(A block of data)

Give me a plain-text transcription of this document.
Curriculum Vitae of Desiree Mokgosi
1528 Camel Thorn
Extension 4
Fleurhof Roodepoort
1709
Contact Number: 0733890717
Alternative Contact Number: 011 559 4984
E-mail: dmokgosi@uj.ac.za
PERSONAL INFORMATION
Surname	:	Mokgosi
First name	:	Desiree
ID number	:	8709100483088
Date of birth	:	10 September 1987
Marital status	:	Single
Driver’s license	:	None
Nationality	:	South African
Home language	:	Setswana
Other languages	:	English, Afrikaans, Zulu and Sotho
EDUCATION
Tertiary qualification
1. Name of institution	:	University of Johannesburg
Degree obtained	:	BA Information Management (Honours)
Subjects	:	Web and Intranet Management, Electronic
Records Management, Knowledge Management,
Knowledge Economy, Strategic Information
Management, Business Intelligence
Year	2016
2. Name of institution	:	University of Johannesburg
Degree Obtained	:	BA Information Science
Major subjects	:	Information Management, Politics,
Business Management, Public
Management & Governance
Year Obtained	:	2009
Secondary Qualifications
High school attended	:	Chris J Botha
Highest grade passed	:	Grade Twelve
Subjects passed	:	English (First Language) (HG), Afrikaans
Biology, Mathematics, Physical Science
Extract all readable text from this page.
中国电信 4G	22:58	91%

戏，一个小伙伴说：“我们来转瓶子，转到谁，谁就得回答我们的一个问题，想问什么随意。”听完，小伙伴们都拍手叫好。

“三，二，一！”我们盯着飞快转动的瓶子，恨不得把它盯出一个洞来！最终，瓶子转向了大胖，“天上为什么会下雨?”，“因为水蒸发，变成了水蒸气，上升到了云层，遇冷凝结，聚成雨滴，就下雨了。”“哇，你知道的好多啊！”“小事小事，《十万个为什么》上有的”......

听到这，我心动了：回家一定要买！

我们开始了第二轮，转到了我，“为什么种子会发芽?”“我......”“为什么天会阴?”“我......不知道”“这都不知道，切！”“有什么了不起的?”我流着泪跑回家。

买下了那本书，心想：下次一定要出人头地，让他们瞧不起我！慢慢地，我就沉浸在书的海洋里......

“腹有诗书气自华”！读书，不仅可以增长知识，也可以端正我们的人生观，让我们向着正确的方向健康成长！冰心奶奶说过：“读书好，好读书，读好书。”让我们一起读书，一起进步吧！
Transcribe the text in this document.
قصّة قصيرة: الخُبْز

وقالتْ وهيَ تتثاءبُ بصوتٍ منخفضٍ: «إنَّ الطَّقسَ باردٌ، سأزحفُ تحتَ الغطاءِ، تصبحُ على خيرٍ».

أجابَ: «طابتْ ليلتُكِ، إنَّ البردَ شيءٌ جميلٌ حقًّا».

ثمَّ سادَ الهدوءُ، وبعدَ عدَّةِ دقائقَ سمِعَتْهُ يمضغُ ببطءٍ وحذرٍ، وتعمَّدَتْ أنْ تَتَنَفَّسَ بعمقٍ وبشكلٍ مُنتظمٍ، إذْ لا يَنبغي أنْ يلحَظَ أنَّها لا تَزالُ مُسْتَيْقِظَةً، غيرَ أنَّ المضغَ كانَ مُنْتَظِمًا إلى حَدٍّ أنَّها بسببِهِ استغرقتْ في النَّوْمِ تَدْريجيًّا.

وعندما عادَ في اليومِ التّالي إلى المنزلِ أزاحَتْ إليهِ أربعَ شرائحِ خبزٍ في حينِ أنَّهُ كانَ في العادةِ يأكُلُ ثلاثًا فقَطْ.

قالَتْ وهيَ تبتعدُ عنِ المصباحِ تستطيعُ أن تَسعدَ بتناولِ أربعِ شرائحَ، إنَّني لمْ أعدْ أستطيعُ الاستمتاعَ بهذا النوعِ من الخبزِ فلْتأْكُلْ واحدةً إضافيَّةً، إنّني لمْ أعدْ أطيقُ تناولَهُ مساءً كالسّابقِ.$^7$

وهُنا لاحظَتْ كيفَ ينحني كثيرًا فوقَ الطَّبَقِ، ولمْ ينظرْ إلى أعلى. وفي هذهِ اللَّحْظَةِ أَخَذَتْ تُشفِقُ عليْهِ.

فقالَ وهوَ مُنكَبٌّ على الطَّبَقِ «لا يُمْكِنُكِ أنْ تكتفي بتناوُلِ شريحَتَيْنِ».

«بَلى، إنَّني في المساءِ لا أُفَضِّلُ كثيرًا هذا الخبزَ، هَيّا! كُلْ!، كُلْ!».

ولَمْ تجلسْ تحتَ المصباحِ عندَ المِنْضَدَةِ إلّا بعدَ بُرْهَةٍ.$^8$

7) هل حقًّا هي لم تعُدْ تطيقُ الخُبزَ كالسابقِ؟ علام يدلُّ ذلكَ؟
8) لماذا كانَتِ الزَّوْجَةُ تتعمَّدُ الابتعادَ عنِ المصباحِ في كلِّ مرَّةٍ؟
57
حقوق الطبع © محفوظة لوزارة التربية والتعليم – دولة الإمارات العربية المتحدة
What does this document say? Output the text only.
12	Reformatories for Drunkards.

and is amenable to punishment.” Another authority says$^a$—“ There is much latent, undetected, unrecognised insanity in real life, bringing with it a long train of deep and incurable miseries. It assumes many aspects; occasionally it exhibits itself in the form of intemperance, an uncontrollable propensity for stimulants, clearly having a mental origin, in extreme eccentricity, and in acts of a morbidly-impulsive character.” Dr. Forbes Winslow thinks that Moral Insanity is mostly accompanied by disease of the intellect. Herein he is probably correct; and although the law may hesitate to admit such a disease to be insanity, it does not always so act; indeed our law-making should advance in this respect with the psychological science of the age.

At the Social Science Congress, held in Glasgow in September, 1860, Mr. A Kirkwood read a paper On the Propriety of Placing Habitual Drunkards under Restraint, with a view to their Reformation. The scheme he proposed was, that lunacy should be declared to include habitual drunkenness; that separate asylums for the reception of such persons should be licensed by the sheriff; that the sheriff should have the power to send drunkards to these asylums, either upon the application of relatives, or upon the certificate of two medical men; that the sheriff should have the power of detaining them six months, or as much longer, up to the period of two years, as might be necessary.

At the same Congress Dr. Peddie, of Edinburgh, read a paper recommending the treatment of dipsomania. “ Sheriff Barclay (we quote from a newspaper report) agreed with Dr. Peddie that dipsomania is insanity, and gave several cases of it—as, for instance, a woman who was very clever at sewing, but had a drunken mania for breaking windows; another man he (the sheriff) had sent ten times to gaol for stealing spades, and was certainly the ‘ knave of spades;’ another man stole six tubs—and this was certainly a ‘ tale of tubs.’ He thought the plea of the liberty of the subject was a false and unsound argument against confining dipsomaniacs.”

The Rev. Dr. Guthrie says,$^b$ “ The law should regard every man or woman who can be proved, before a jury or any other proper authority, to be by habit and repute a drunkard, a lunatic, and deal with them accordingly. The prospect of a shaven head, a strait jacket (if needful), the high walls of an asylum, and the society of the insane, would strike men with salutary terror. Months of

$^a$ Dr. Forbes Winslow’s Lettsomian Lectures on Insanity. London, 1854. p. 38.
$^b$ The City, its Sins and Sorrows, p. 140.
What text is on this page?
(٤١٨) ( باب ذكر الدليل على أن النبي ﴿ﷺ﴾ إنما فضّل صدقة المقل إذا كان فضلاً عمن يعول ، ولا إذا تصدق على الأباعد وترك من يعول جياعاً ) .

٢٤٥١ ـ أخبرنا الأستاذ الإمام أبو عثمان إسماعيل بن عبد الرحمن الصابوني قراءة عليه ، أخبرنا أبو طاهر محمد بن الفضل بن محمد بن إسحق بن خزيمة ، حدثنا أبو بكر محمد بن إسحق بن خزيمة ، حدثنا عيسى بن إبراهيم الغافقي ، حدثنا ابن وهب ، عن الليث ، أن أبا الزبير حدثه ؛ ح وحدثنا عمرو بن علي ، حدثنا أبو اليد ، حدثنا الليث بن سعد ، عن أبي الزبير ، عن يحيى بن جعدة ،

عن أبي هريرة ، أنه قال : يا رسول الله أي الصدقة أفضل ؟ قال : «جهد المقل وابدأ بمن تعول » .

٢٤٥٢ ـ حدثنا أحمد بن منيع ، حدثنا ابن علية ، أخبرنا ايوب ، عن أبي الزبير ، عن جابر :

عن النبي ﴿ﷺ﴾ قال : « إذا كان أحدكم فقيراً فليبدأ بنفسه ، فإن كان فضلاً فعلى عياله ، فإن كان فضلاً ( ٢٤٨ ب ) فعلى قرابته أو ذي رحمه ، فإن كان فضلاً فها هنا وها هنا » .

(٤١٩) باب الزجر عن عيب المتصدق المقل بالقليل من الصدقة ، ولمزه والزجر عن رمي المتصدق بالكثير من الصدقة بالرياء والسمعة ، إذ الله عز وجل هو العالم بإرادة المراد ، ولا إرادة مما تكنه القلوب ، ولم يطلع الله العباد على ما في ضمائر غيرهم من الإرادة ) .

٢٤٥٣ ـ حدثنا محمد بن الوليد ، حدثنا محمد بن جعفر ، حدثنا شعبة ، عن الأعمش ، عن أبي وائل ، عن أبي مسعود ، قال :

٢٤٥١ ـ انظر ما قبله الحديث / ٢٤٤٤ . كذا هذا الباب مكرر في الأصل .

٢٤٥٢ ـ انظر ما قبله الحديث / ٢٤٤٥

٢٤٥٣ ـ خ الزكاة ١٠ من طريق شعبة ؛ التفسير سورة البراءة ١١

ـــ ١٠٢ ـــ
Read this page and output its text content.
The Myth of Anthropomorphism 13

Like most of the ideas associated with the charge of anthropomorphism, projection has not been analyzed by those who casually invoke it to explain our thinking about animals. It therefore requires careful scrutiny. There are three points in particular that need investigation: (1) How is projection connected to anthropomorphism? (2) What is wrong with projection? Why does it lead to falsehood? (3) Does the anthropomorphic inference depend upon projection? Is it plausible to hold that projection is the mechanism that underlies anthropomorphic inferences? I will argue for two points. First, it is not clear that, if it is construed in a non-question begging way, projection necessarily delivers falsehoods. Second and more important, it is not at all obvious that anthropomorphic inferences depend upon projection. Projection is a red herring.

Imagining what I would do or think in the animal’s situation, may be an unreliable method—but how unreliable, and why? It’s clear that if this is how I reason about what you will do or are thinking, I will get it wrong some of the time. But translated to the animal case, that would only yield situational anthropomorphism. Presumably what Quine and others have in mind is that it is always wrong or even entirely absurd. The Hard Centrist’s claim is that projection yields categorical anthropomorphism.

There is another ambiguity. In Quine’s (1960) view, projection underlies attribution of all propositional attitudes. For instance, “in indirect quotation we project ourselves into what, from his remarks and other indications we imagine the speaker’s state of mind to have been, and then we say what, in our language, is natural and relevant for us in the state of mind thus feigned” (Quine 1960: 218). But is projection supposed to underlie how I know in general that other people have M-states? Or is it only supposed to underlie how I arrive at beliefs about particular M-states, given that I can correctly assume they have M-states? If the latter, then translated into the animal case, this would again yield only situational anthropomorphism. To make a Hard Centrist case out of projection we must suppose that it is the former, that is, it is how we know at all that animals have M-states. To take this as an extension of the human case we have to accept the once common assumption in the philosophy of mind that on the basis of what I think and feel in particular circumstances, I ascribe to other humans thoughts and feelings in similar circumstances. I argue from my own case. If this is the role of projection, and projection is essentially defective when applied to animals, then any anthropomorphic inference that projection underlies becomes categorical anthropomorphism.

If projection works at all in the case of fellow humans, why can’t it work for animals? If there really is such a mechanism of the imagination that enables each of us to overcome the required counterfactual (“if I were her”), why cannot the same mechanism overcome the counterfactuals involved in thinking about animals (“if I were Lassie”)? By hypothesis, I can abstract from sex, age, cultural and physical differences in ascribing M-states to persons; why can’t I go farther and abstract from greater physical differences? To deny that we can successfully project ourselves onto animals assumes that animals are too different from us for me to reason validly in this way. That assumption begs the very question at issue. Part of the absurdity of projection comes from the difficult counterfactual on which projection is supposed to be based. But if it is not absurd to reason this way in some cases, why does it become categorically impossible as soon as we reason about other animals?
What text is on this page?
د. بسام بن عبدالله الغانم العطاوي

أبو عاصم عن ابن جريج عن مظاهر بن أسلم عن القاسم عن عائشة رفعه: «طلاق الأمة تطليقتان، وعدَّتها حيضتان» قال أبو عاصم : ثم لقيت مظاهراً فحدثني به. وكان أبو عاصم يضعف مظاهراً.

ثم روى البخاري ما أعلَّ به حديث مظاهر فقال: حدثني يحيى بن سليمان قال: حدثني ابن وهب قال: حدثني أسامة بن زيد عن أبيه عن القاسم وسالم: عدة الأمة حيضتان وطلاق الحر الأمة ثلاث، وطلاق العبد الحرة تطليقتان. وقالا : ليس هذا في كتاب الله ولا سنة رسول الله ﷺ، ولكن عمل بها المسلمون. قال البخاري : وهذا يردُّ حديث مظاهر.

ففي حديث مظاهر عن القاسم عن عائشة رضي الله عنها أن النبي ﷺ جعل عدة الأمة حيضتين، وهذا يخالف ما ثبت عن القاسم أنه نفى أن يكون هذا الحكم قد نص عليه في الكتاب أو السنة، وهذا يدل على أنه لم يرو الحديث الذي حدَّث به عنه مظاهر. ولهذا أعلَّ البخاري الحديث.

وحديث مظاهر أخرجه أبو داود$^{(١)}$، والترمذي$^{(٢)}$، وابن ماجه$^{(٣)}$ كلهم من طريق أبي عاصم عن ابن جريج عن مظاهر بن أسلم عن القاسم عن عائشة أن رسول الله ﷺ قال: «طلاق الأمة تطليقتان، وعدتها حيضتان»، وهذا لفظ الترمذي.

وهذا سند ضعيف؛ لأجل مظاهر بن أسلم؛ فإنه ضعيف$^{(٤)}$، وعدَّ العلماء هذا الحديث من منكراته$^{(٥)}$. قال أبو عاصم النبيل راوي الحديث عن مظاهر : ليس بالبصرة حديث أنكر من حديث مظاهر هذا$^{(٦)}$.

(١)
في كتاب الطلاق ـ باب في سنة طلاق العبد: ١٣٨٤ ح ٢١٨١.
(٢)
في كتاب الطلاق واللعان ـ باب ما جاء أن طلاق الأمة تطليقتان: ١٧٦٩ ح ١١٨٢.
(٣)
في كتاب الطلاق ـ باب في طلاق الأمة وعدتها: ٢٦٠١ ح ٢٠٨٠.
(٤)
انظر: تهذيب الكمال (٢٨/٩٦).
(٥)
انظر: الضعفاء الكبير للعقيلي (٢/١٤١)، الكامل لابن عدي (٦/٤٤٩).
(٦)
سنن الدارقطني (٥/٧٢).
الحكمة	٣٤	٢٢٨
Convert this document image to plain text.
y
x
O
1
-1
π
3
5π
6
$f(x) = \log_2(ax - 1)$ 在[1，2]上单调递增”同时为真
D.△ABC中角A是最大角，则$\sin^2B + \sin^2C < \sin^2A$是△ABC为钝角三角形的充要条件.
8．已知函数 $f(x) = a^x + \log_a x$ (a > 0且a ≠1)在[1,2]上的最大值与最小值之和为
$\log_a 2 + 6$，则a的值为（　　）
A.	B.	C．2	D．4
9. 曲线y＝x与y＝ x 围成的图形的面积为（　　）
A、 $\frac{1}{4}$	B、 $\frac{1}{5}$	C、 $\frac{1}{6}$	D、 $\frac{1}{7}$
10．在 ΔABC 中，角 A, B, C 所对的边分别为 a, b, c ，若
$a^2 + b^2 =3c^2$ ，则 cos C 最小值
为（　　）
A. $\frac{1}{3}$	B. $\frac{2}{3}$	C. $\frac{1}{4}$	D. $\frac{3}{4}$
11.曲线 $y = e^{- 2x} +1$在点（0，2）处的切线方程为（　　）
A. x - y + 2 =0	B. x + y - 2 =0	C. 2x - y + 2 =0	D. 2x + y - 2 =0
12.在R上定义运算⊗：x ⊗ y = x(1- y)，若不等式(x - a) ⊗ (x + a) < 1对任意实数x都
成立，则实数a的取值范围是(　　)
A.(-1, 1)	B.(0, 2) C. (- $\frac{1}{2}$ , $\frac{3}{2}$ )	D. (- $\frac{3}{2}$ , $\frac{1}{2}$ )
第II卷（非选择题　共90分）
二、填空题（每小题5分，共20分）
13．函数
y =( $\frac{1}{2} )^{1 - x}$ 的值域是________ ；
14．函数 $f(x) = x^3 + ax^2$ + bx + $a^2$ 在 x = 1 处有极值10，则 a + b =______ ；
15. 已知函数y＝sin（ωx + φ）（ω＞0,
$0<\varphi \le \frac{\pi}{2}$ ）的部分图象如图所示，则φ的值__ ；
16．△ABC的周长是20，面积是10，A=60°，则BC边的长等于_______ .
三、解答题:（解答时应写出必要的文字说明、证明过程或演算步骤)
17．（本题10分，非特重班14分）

§ **The problem**
Pull every line containing "document" out of the data above.

§ **Output**
Give me a plain-text transcription of this document.
Transcribe the text in this document.
What does this document say? Output the text only.
Convert this document image to plain text.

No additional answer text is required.